TASK INSTRUCTIONS:
From the listing below, return each line that includes "left".

EXERCISE DATA:
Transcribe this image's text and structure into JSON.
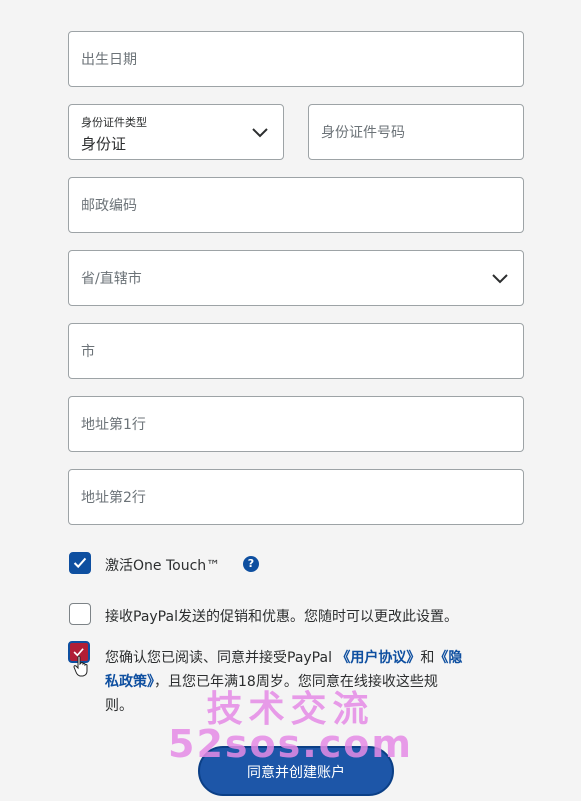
{
  "form": {
    "birthdate_placeholder": "出生日期",
    "id_type_label": "身份证件类型",
    "id_type_value": "身份证",
    "id_number_placeholder": "身份证件号码",
    "postal_placeholder": "邮政编码",
    "province_placeholder": "省/直辖市",
    "city_placeholder": "市",
    "address1_placeholder": "地址第1行",
    "address2_placeholder": "地址第2行"
  },
  "options": {
    "one_touch_label": "激活One Touch™",
    "one_touch_checked": true,
    "help_glyph": "?",
    "promo_label": "接收PayPal发送的促销和优惠。您随时可以更改此设置。",
    "promo_checked": false,
    "agree_checked": true,
    "agree_line1_before": "您确认您已阅读、同意并接受PayPal",
    "agree_link_user": "《用户协议》",
    "agree_line1_mid": "和",
    "agree_link_privacy_1": "《隐",
    "agree_link_privacy_2": "私政策》",
    "agree_line2_after": "，且您已年满18周岁。您同意在线接收这些规",
    "agree_line3": "则。"
  },
  "submit_label": "同意并创建账户",
  "watermark": {
    "line1": "技术交流",
    "line2": "52sos.com"
  },
  "colors": {
    "accent": "#0e4fa0",
    "button": "#1d56a8",
    "watermark": "#e58be6"
  }
}
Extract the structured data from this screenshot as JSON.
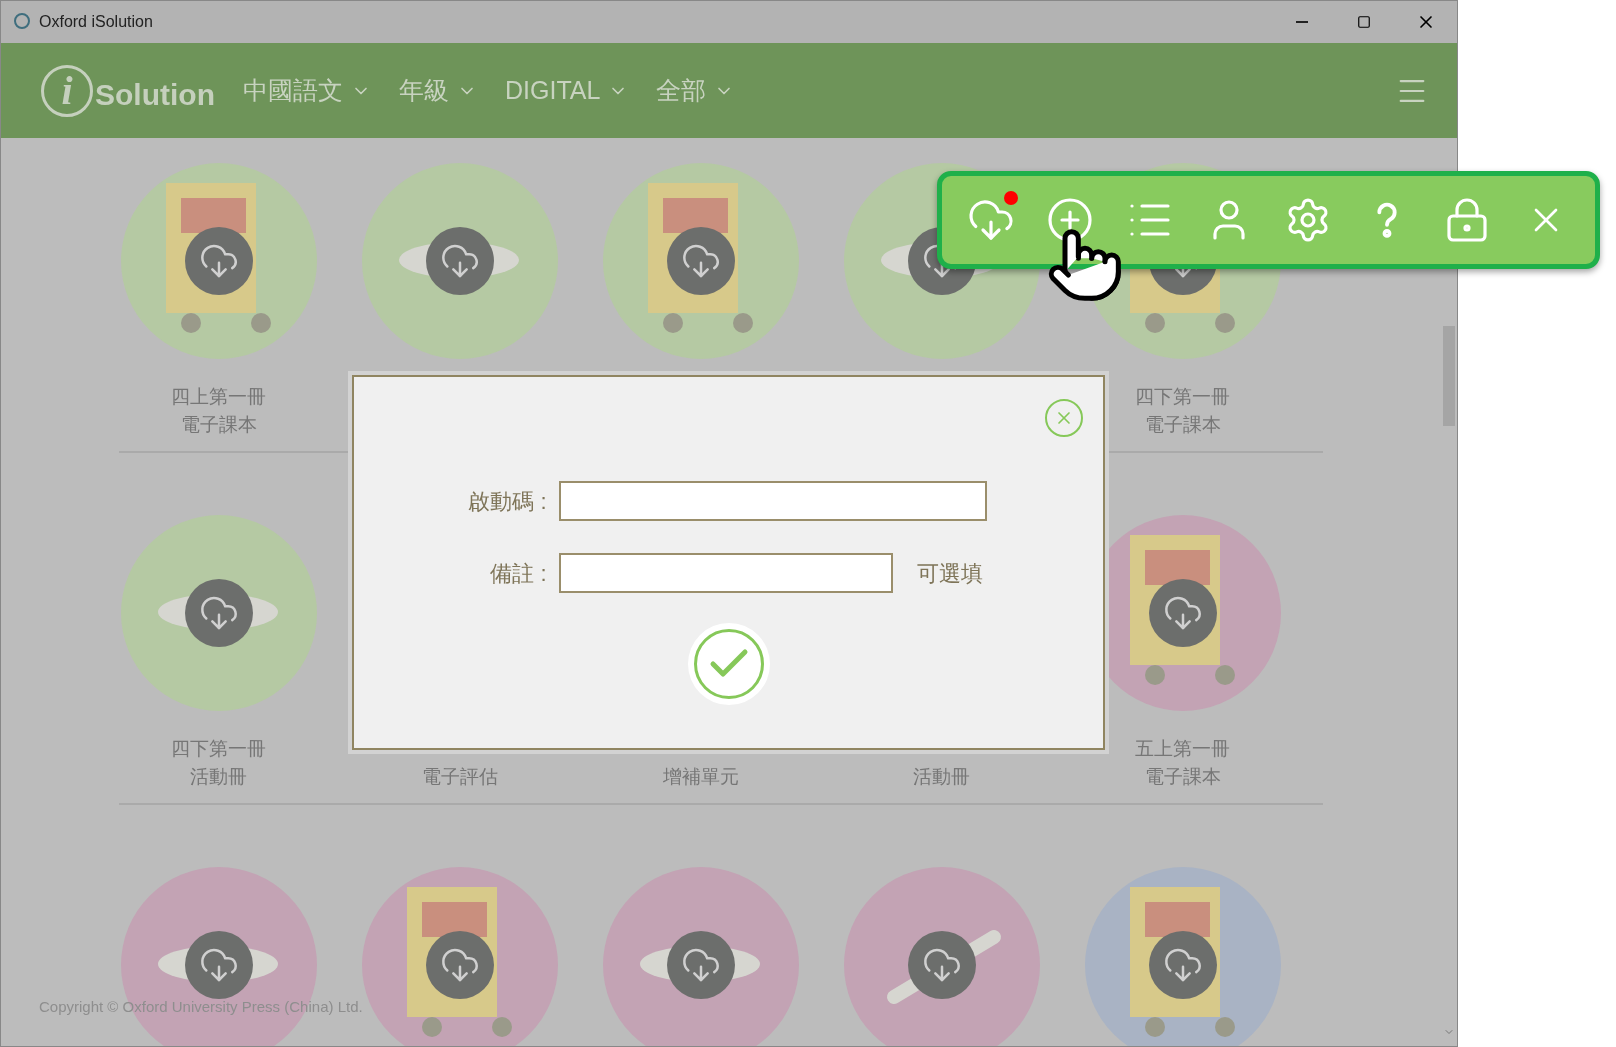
{
  "window": {
    "title": "Oxford iSolution"
  },
  "header": {
    "logo": {
      "mark": "i",
      "text": "Solution"
    },
    "menus": [
      {
        "label": "中國語文"
      },
      {
        "label": "年級"
      },
      {
        "label": "DIGITAL"
      },
      {
        "label": "全部"
      }
    ]
  },
  "grid": {
    "rows": [
      [
        {
          "kind": "book",
          "color": "#b5c9a3",
          "lines": [
            "四上第一冊",
            "電子課本"
          ]
        },
        {
          "kind": "mascot",
          "color": "#b5c9a3"
        },
        {
          "kind": "book",
          "color": "#b5c9a3"
        },
        {
          "kind": "mascot",
          "color": "#b5c9a3"
        },
        {
          "kind": "book",
          "color": "#b5c9a3",
          "lines": [
            "四下第一冊",
            "電子課本"
          ]
        }
      ],
      [
        {
          "kind": "mascot",
          "color": "#b5c9a3",
          "lines": [
            "四下第一冊",
            "活動冊"
          ]
        },
        {
          "kind": "none",
          "lines": [
            "電子評估"
          ]
        },
        {
          "kind": "none",
          "lines": [
            "增補單元"
          ]
        },
        {
          "kind": "none",
          "lines": [
            "活動冊"
          ]
        },
        {
          "kind": "book",
          "color": "#c3a3b4",
          "lines": [
            "五上第一冊",
            "電子課本"
          ]
        }
      ],
      [
        {
          "kind": "mascot",
          "color": "#c3a3b4"
        },
        {
          "kind": "book",
          "color": "#c3a3b4"
        },
        {
          "kind": "mascot",
          "color": "#c3a3b4"
        },
        {
          "kind": "stick",
          "color": "#c3a3b4"
        },
        {
          "kind": "book",
          "color": "#a9b3c4"
        }
      ]
    ]
  },
  "footer": {
    "copyright": "Copyright © Oxford University Press (China) Ltd."
  },
  "dialog": {
    "fields": [
      {
        "label": "啟動碼 :"
      },
      {
        "label": "備註 :",
        "hint": "可選填"
      }
    ]
  },
  "toolbar": {
    "buttons": [
      {
        "kind": "download",
        "badge": true
      },
      {
        "kind": "add",
        "badge": false
      },
      {
        "kind": "list",
        "badge": false
      },
      {
        "kind": "user",
        "badge": false
      },
      {
        "kind": "settings",
        "badge": false
      },
      {
        "kind": "help",
        "badge": false
      },
      {
        "kind": "lock",
        "badge": false
      },
      {
        "kind": "close",
        "badge": false
      }
    ]
  }
}
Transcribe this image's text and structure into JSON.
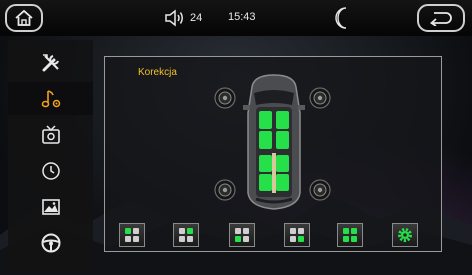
{
  "status": {
    "volume": "24",
    "time": "15:43"
  },
  "panel": {
    "title": "Korekcja"
  },
  "colors": {
    "accent": "#26e04a",
    "title": "#f3c12a"
  },
  "sidebar": {
    "items": [
      {
        "icon": "tools-icon",
        "active": false
      },
      {
        "icon": "music-settings-icon",
        "active": true
      },
      {
        "icon": "tv-settings-icon",
        "active": false
      },
      {
        "icon": "clock-icon",
        "active": false
      },
      {
        "icon": "image-icon",
        "active": false
      },
      {
        "icon": "steering-wheel-icon",
        "active": false
      }
    ]
  },
  "seat_buttons": [
    {
      "icon": "seat-front-left-icon"
    },
    {
      "icon": "seat-front-right-icon"
    },
    {
      "icon": "seat-rear-left-icon"
    },
    {
      "icon": "seat-rear-right-icon"
    },
    {
      "icon": "seat-all-icon"
    },
    {
      "icon": "settings-gear-icon"
    }
  ]
}
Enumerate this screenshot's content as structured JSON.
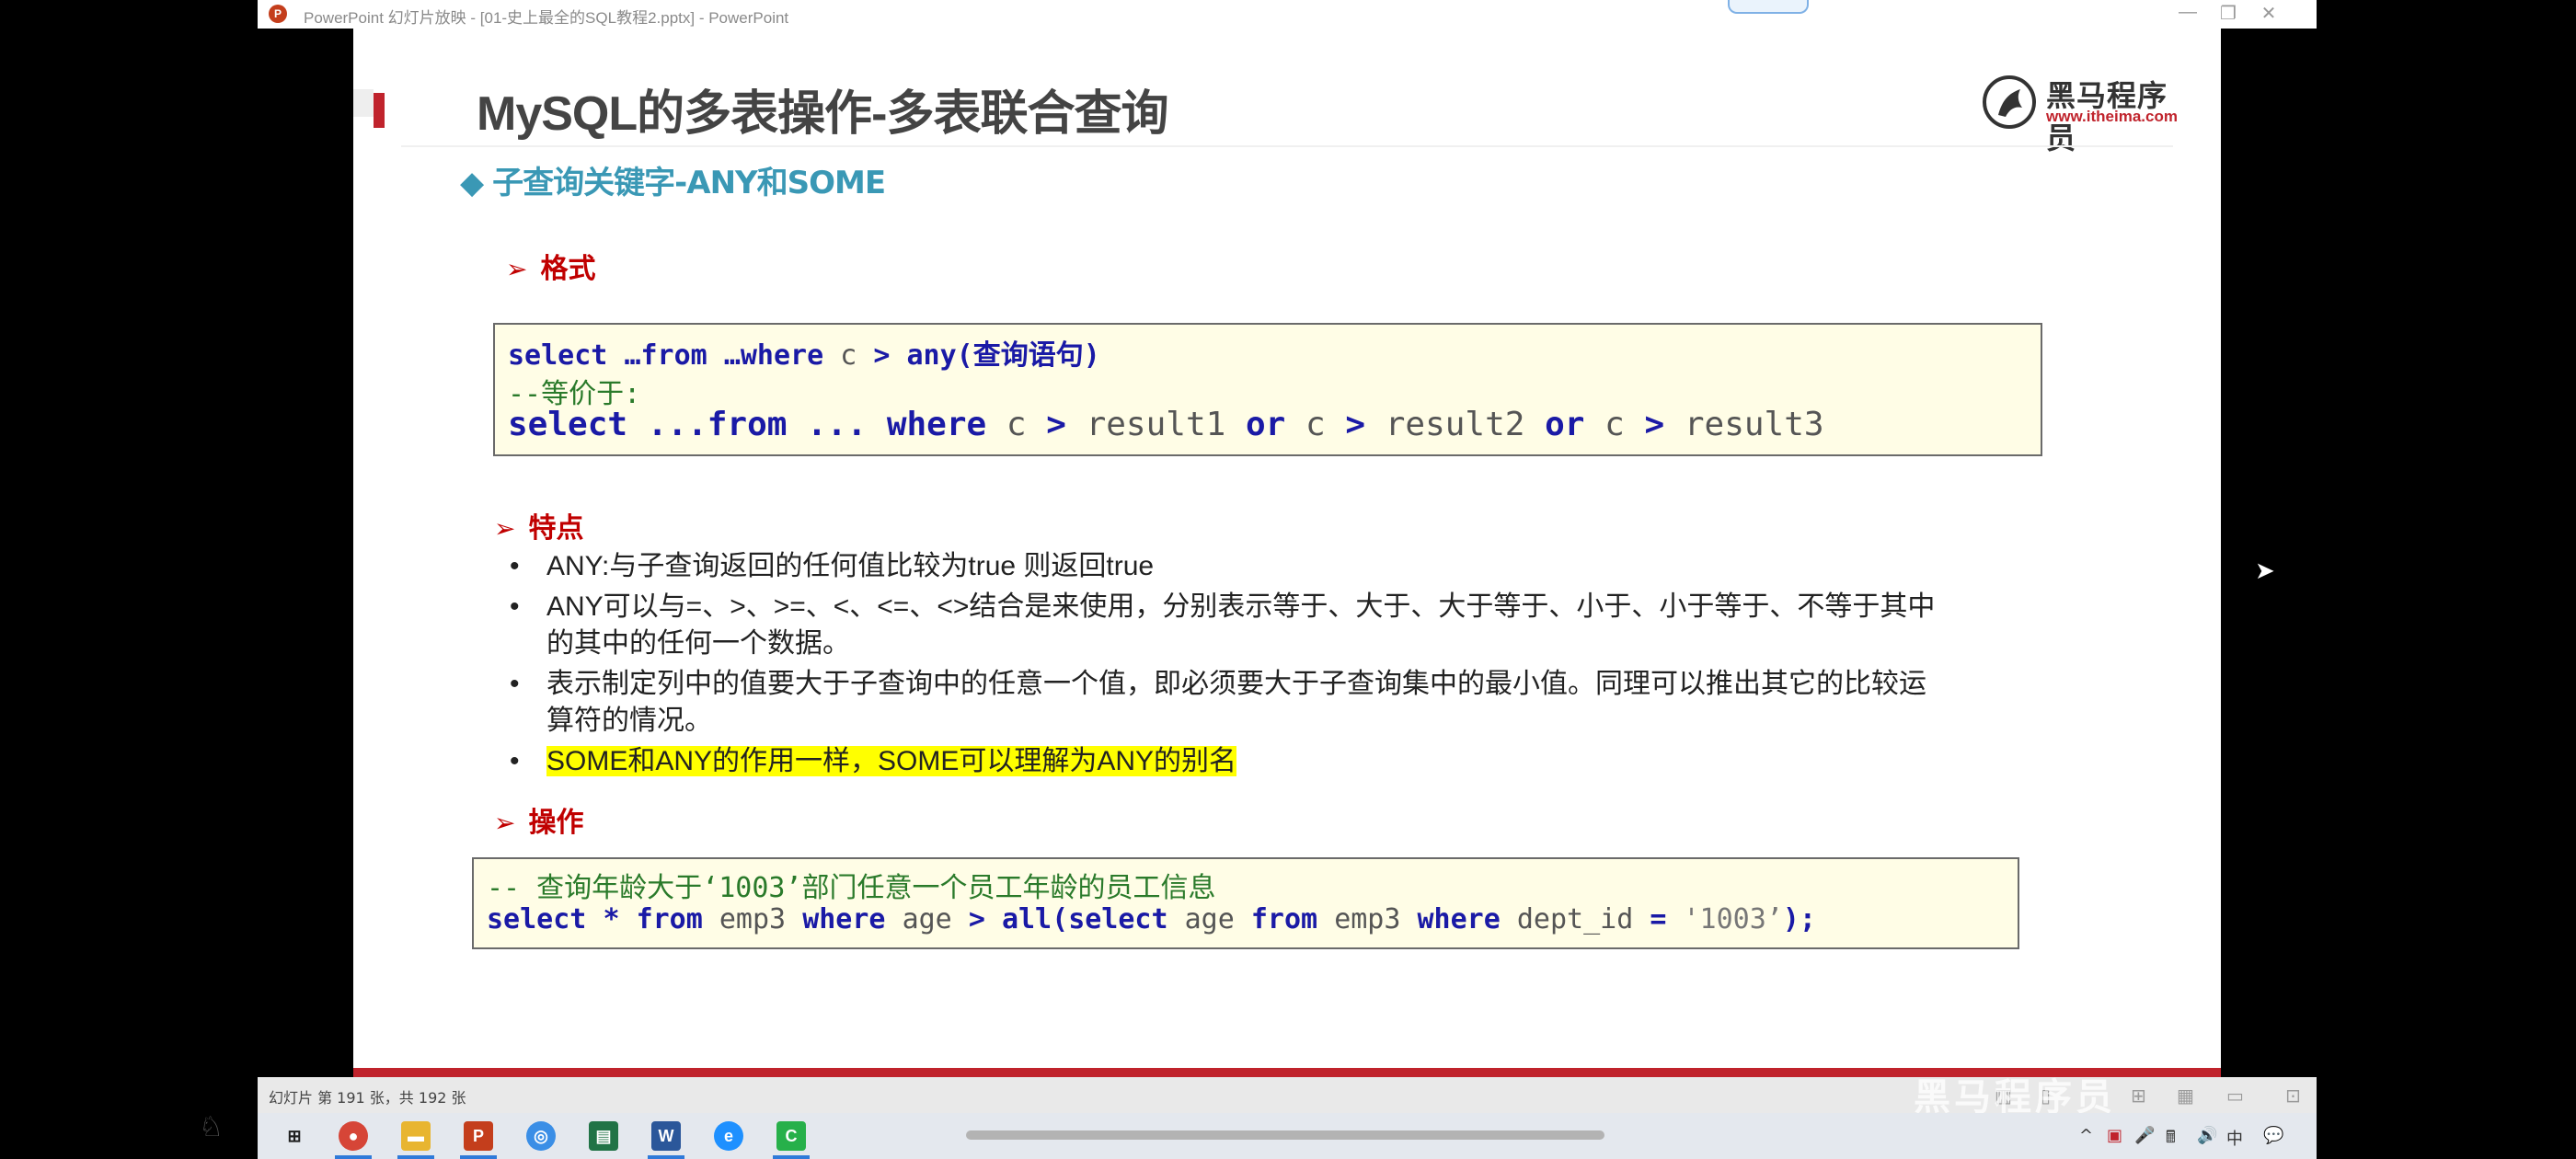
{
  "window": {
    "title": "PowerPoint 幻灯片放映 - [01-史上最全的SQL教程2.pptx] - PowerPoint",
    "app_icon": "P",
    "controls": [
      "—",
      "❐",
      "✕"
    ]
  },
  "slide": {
    "title": "MySQL的多表操作-多表联合查询",
    "logo": {
      "name": "黑马程序员",
      "url": "www.itheima.com"
    },
    "subtitle_marker": "◆",
    "subtitle": "子查询关键字-ANY和SOME",
    "sections": {
      "format": "格式",
      "features": "特点",
      "operation": "操作"
    },
    "section_arrow": "➢",
    "format_code": [
      [
        {
          "t": "select ",
          "k": "kw"
        },
        {
          "t": "…from ",
          "k": "kw"
        },
        {
          "t": "…where ",
          "k": "kw"
        },
        {
          "t": "c ",
          "k": ""
        },
        {
          "t": "> ",
          "k": "kw"
        },
        {
          "t": "any(查询语句)",
          "k": "kw"
        }
      ],
      [
        {
          "t": "--等价于:",
          "k": "cm"
        }
      ],
      [
        {
          "t": "select ",
          "k": "kw"
        },
        {
          "t": "...from ",
          "k": "kw"
        },
        {
          "t": "... ",
          "k": "kw"
        },
        {
          "t": "where ",
          "k": "kw"
        },
        {
          "t": "c ",
          "k": ""
        },
        {
          "t": "> ",
          "k": "kw"
        },
        {
          "t": "result1 ",
          "k": ""
        },
        {
          "t": "or ",
          "k": "kw"
        },
        {
          "t": "c ",
          "k": ""
        },
        {
          "t": "> ",
          "k": "kw"
        },
        {
          "t": "result2 ",
          "k": ""
        },
        {
          "t": "or ",
          "k": "kw"
        },
        {
          "t": "c ",
          "k": ""
        },
        {
          "t": "> ",
          "k": "kw"
        },
        {
          "t": "result3",
          "k": ""
        }
      ]
    ],
    "features": [
      {
        "text": "ANY:与子查询返回的任何值比较为true 则返回true",
        "highlight": false
      },
      {
        "text": "ANY可以与=、>、>=、<、<=、<>结合是来使用，分别表示等于、大于、大于等于、小于、小于等于、不等于其中的其中的任何一个数据。",
        "highlight": false
      },
      {
        "text": "表示制定列中的值要大于子查询中的任意一个值，即必须要大于子查询集中的最小值。同理可以推出其它的比较运算符的情况。",
        "highlight": false
      },
      {
        "text": "SOME和ANY的作用一样，SOME可以理解为ANY的别名",
        "highlight": true
      }
    ],
    "bullet_char": "•",
    "op_code": [
      [
        {
          "t": "-- 查询年龄大于‘1003’部门任意一个员工年龄的员工信息",
          "k": "cm"
        }
      ],
      [
        {
          "t": "select ",
          "k": "kw"
        },
        {
          "t": "* ",
          "k": "kw"
        },
        {
          "t": "from ",
          "k": "kw"
        },
        {
          "t": "emp3 ",
          "k": ""
        },
        {
          "t": "where ",
          "k": "kw"
        },
        {
          "t": "age ",
          "k": ""
        },
        {
          "t": "> ",
          "k": "kw"
        },
        {
          "t": "all(",
          "k": "kw"
        },
        {
          "t": "select ",
          "k": "kw"
        },
        {
          "t": "age ",
          "k": ""
        },
        {
          "t": "from ",
          "k": "kw"
        },
        {
          "t": "emp3 ",
          "k": ""
        },
        {
          "t": "where ",
          "k": "kw"
        },
        {
          "t": "dept_id ",
          "k": ""
        },
        {
          "t": "= ",
          "k": "kw"
        },
        {
          "t": "'1003’",
          "k": "str"
        },
        {
          "t": ");",
          "k": "kw"
        }
      ]
    ]
  },
  "statusbar": {
    "slide_counter": "幻灯片 第 191 张，共 192 张",
    "watermark": "黑马程序员"
  },
  "taskbar": {
    "apps": [
      {
        "name": "windows-start",
        "glyph": "⊞",
        "color": "#1e1e1e"
      },
      {
        "name": "chrome",
        "glyph": "●",
        "color": "#d64537"
      },
      {
        "name": "file-explorer",
        "glyph": "▬",
        "color": "#e8b530"
      },
      {
        "name": "powerpoint",
        "glyph": "P",
        "color": "#c43e1c"
      },
      {
        "name": "browser-2",
        "glyph": "◎",
        "color": "#3a8ee6"
      },
      {
        "name": "excel-chart",
        "glyph": "▤",
        "color": "#217346"
      },
      {
        "name": "word",
        "glyph": "W",
        "color": "#2b579a"
      },
      {
        "name": "edge",
        "glyph": "e",
        "color": "#1e90ff"
      },
      {
        "name": "green-app",
        "glyph": "C",
        "color": "#27b04a"
      }
    ],
    "tray": [
      "^",
      "▣",
      "🎤",
      "🖩",
      "🔊",
      "中",
      "💬"
    ]
  },
  "colors": {
    "title_gray": "#444444",
    "subtitle_teal": "#3a98b5",
    "section_red": "#c00000",
    "code_keyword": "#1a1aa6",
    "code_comment": "#2a7a2a",
    "code_bg": "#fffde6",
    "highlight": "#ffff00",
    "slide_bottom_line": "#c0232c"
  }
}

TASK OUTPUT:
      "icon": "seat-front-left-icon"
      "icon": "seat-rear-left-icon"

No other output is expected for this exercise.